**Aim:** Each line that follows should be printed again exactly as it stands.

START Data supplied

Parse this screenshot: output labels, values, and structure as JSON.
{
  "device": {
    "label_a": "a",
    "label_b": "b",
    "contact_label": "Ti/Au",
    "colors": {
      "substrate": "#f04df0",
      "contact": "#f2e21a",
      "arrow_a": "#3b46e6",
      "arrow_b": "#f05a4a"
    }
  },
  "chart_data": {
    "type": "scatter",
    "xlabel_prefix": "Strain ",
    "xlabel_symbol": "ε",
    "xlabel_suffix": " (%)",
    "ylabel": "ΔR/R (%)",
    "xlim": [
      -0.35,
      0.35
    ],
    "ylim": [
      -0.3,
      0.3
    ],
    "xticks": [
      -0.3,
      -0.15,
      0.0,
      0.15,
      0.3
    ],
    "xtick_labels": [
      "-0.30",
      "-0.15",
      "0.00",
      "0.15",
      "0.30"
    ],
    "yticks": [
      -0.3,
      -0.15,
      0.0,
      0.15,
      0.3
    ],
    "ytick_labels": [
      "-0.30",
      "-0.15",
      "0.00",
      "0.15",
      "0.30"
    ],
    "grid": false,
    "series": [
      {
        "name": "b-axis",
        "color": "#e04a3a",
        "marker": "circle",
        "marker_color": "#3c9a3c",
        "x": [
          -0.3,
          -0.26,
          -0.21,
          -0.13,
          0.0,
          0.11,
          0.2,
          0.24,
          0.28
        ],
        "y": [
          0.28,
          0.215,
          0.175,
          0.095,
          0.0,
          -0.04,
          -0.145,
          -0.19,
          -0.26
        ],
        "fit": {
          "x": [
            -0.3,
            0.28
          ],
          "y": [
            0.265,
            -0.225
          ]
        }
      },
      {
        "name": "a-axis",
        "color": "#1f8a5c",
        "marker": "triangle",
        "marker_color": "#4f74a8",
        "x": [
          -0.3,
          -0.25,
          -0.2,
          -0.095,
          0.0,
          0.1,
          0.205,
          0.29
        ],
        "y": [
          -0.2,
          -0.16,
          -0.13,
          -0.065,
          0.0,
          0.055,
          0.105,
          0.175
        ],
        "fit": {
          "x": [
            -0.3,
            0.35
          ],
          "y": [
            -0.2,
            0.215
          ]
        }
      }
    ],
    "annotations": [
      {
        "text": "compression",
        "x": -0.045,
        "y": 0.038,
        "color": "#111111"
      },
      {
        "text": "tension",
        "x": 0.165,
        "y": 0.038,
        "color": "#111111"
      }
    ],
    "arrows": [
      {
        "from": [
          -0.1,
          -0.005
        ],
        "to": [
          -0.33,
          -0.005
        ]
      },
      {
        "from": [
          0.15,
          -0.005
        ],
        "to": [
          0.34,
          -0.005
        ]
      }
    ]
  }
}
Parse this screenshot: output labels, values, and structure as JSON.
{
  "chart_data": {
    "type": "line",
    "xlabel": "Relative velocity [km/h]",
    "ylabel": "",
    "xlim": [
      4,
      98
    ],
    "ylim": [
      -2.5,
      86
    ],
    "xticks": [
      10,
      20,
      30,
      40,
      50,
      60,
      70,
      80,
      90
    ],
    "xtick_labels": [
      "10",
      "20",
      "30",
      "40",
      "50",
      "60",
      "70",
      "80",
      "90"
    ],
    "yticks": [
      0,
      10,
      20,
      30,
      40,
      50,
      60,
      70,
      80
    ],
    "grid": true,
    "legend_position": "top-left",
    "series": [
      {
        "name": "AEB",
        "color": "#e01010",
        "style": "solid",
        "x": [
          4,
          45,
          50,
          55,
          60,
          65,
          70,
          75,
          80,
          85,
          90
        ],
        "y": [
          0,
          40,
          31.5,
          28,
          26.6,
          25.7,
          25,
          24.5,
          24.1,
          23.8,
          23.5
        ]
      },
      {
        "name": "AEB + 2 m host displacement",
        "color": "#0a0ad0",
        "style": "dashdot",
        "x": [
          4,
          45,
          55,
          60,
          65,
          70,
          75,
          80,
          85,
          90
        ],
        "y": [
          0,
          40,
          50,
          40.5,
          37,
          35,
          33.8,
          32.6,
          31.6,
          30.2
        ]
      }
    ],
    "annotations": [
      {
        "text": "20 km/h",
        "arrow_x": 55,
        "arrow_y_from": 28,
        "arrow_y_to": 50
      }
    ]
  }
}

END Data supplied

**Task solution:**
Parse this screenshot: output labels, values, and structure as JSON.
{
  "device": {
    "label_a": "a",
    "label_b": "b",
    "contact_label": "Ti/Au",
    "colors": {
      "substrate": "#f04df0",
      "contact": "#f2e21a",
      "arrow_a": "#3b46e6",
      "arrow_b": "#f05a4a"
    }
  },
  "chart_data": {
    "type": "scatter",
    "xlabel_prefix": "Strain ",
    "xlabel_symbol": "ε",
    "xlabel_suffix": " (%)",
    "ylabel": "ΔR/R (%)",
    "xlim": [
      -0.35,
      0.35
    ],
    "ylim": [
      -0.3,
      0.3
    ],
    "xticks": [
      -0.3,
      -0.15,
      0.0,
      0.15,
      0.3
    ],
    "xtick_labels": [
      "-0.30",
      "-0.15",
      "0.00",
      "0.15",
      "0.30"
    ],
    "yticks": [
      -0.3,
      -0.15,
      0.0,
      0.15,
      0.3
    ],
    "ytick_labels": [
      "-0.30",
      "-0.15",
      "0.00",
      "0.15",
      "0.30"
    ],
    "grid": false,
    "series": [
      {
        "name": "b-axis",
        "color": "#e04a3a",
        "marker": "circle",
        "marker_color": "#3c9a3c",
        "x": [
          -0.3,
          -0.26,
          -0.21,
          -0.13,
          0.0,
          0.11,
          0.2,
          0.24,
          0.28
        ],
        "y": [
          0.28,
          0.215,
          0.175,
          0.095,
          0.0,
          -0.04,
          -0.145,
          -0.19,
          -0.26
        ],
        "fit": {
          "x": [
            -0.3,
            0.28
          ],
          "y": [
            0.265,
            -0.225
          ]
        }
      },
      {
        "name": "a-axis",
        "color": "#1f8a5c",
        "marker": "triangle",
        "marker_color": "#4f74a8",
        "x": [
          -0.3,
          -0.25,
          -0.2,
          -0.095,
          0.0,
          0.1,
          0.205,
          0.29
        ],
        "y": [
          -0.2,
          -0.16,
          -0.13,
          -0.065,
          0.0,
          0.055,
          0.105,
          0.175
        ],
        "fit": {
          "x": [
            -0.3,
            0.35
          ],
          "y": [
            -0.2,
            0.215
          ]
        }
      }
    ],
    "annotations": [
      {
        "text": "compression",
        "x": -0.045,
        "y": 0.038,
        "color": "#111111"
      },
      {
        "text": "tension",
        "x": 0.165,
        "y": 0.038,
        "color": "#111111"
      }
    ],
    "arrows": [
      {
        "from": [
          -0.1,
          -0.005
        ],
        "to": [
          -0.33,
          -0.005
        ]
      },
      {
        "from": [
          0.15,
          -0.005
        ],
        "to": [
          0.34,
          -0.005
        ]
      }
    ]
  }
}
Parse this screenshot: output labels, values, and structure as JSON.
{
  "chart_data": {
    "type": "line",
    "xlabel": "Relative velocity [km/h]",
    "ylabel": "",
    "xlim": [
      4,
      98
    ],
    "ylim": [
      -2.5,
      86
    ],
    "xticks": [
      10,
      20,
      30,
      40,
      50,
      60,
      70,
      80,
      90
    ],
    "xtick_labels": [
      "10",
      "20",
      "30",
      "40",
      "50",
      "60",
      "70",
      "80",
      "90"
    ],
    "yticks": [
      0,
      10,
      20,
      30,
      40,
      50,
      60,
      70,
      80
    ],
    "grid": true,
    "legend_position": "top-left",
    "series": [
      {
        "name": "AEB",
        "color": "#e01010",
        "style": "solid",
        "x": [
          4,
          45,
          50,
          55,
          60,
          65,
          70,
          75,
          80,
          85,
          90
        ],
        "y": [
          0,
          40,
          31.5,
          28,
          26.6,
          25.7,
          25,
          24.5,
          24.1,
          23.8,
          23.5
        ]
      },
      {
        "name": "AEB + 2 m host displacement",
        "color": "#0a0ad0",
        "style": "dashdot",
        "x": [
          4,
          45,
          55,
          60,
          65,
          70,
          75,
          80,
          85,
          90
        ],
        "y": [
          0,
          40,
          50,
          40.5,
          37,
          35,
          33.8,
          32.6,
          31.6,
          30.2
        ]
      }
    ],
    "annotations": [
      {
        "text": "20 km/h",
        "arrow_x": 55,
        "arrow_y_from": 28,
        "arrow_y_to": 50
      }
    ]
  }
}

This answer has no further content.